** Start of ENTRIES **

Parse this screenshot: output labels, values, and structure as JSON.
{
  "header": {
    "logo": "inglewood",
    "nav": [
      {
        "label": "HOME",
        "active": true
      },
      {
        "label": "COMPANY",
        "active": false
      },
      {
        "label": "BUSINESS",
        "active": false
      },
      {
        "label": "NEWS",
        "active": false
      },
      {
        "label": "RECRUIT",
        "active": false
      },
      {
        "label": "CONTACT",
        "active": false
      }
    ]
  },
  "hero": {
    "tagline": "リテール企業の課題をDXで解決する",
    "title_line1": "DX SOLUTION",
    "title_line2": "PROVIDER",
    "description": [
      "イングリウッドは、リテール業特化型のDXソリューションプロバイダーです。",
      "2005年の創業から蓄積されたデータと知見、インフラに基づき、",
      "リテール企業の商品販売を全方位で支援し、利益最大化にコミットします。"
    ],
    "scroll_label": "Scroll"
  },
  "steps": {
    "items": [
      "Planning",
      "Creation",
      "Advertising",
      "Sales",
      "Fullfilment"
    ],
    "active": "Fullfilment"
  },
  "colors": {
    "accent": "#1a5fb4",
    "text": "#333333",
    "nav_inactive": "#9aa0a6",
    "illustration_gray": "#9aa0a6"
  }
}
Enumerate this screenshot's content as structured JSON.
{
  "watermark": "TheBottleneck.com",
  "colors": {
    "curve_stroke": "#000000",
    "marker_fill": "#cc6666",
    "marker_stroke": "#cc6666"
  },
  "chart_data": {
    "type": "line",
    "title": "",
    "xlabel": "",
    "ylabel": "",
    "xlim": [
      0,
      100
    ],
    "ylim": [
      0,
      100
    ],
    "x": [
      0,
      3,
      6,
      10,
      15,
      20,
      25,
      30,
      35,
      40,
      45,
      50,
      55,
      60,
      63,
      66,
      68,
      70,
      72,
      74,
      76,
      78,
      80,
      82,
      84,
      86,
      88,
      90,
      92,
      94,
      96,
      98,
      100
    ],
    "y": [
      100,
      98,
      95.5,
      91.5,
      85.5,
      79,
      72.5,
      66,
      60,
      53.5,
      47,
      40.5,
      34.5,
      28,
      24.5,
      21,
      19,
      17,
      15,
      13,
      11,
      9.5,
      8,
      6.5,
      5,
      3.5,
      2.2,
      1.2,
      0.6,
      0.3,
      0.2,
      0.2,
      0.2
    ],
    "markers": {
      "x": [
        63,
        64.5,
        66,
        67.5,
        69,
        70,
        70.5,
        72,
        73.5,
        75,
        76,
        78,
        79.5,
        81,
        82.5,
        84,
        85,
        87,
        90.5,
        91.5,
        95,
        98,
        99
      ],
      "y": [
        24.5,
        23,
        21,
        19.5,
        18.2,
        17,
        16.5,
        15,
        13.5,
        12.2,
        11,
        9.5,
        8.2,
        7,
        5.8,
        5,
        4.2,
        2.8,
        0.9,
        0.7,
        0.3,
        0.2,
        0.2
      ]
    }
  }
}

** End of ENTRIES **

• YOUR INSTRUCTIONS:
Report only the number of lines that hold the word "screenshot".

• PROBLEM SOLUTION:
2